**RECORD LIST**
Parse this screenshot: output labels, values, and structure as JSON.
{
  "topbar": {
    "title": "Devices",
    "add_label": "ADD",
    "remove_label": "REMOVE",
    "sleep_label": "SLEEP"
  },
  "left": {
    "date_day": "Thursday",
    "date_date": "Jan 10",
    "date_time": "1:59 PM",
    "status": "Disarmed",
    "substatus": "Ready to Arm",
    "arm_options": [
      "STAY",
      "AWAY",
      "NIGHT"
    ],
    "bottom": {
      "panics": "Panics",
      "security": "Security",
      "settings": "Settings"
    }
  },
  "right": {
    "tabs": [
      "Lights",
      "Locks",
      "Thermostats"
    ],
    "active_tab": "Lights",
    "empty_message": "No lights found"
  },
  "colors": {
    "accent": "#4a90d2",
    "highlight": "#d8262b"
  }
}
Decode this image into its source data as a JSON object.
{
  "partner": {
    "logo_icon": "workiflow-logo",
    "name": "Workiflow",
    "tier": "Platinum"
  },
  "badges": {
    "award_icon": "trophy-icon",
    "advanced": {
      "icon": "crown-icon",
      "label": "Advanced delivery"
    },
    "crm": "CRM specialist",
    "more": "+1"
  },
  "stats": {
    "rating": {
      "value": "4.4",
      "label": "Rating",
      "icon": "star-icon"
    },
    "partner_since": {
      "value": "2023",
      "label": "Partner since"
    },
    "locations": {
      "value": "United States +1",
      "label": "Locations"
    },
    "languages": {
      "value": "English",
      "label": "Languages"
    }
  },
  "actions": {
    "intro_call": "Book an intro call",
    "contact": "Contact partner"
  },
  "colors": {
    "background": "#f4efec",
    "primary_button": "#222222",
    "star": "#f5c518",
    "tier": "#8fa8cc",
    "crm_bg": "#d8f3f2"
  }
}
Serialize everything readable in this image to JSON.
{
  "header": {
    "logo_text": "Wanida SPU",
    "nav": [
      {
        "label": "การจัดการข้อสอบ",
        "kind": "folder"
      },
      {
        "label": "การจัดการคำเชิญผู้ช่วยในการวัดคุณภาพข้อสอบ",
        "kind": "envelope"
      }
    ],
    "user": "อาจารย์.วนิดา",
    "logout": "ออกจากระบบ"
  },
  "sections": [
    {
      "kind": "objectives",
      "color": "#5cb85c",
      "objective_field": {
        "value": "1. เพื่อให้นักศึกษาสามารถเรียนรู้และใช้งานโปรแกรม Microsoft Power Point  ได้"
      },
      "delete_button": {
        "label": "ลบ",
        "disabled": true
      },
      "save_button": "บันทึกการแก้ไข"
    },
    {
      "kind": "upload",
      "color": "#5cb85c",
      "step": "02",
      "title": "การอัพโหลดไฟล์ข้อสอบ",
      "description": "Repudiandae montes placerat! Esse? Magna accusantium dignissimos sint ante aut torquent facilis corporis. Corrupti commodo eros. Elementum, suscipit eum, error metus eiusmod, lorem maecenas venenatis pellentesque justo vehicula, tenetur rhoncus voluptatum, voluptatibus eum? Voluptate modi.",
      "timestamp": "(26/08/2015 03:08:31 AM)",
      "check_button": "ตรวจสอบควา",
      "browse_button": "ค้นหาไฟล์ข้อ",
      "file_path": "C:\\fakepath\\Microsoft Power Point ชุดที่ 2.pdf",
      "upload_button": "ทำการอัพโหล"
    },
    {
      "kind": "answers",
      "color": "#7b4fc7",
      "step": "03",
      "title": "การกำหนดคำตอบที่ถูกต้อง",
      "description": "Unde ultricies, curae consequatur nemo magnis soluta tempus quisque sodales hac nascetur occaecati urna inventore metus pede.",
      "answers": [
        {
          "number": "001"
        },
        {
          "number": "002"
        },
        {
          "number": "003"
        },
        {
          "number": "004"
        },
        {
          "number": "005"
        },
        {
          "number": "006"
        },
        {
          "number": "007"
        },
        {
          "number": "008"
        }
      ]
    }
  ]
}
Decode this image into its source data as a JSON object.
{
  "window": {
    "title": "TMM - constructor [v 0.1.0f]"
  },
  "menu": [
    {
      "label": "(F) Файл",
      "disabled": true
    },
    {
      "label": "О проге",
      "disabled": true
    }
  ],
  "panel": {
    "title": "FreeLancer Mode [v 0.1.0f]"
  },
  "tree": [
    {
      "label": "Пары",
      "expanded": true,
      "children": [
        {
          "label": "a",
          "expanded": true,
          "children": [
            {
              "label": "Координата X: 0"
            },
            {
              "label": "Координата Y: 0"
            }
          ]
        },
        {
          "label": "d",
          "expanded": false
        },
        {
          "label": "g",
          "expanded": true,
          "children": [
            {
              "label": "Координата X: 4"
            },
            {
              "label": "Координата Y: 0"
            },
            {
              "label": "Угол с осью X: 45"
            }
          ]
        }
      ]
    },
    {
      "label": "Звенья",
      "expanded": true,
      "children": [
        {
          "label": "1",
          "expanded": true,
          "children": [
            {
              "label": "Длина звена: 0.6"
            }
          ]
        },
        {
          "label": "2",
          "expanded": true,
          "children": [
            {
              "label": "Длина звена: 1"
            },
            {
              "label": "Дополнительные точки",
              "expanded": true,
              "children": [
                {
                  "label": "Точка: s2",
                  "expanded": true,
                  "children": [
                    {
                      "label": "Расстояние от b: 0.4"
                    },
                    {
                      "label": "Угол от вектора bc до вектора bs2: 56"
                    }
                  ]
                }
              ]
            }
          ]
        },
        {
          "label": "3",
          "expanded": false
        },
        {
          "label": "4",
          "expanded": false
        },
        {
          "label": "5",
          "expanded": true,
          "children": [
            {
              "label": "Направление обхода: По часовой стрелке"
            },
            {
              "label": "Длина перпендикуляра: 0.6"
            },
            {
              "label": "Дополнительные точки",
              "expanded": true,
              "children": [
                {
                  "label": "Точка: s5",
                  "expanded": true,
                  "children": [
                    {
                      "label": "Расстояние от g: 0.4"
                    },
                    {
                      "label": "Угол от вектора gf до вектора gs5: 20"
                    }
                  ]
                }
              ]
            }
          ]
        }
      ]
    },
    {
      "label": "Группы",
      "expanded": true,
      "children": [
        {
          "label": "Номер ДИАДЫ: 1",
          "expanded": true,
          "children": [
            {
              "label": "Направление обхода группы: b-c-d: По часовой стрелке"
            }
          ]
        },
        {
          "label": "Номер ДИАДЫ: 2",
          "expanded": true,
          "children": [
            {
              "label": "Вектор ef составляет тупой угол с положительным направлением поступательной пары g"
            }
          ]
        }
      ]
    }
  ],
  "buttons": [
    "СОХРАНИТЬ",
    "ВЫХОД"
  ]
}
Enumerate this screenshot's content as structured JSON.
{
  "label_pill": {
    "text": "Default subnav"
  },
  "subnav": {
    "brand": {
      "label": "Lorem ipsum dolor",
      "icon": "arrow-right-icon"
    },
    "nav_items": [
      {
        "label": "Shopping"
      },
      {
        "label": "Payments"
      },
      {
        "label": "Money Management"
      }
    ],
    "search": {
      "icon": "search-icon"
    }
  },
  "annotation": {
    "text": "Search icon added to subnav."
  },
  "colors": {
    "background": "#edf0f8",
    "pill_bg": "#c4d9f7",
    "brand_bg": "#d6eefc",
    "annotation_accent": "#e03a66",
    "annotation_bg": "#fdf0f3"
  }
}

**EXERCISE PROMPT**
Quote, without any change, each line from the one that contains "Enumerate this screenshot's" through the end of the material.

**EXERCISE RESULT**
Enumerate this screenshot's content as structured JSON.
{
  "label_pill": {
    "text": "Default subnav"
  },
  "subnav": {
    "brand": {
      "label": "Lorem ipsum dolor",
      "icon": "arrow-right-icon"
    },
    "nav_items": [
      {
        "label": "Shopping"
      },
      {
        "label": "Payments"
      },
      {
        "label": "Money Management"
      }
    ],
    "search": {
      "icon": "search-icon"
    }
  },
  "annotation": {
    "text": "Search icon added to subnav."
  },
  "colors": {
    "background": "#edf0f8",
    "pill_bg": "#c4d9f7",
    "brand_bg": "#d6eefc",
    "annotation_accent": "#e03a66",
    "annotation_bg": "#fdf0f3"
  }
}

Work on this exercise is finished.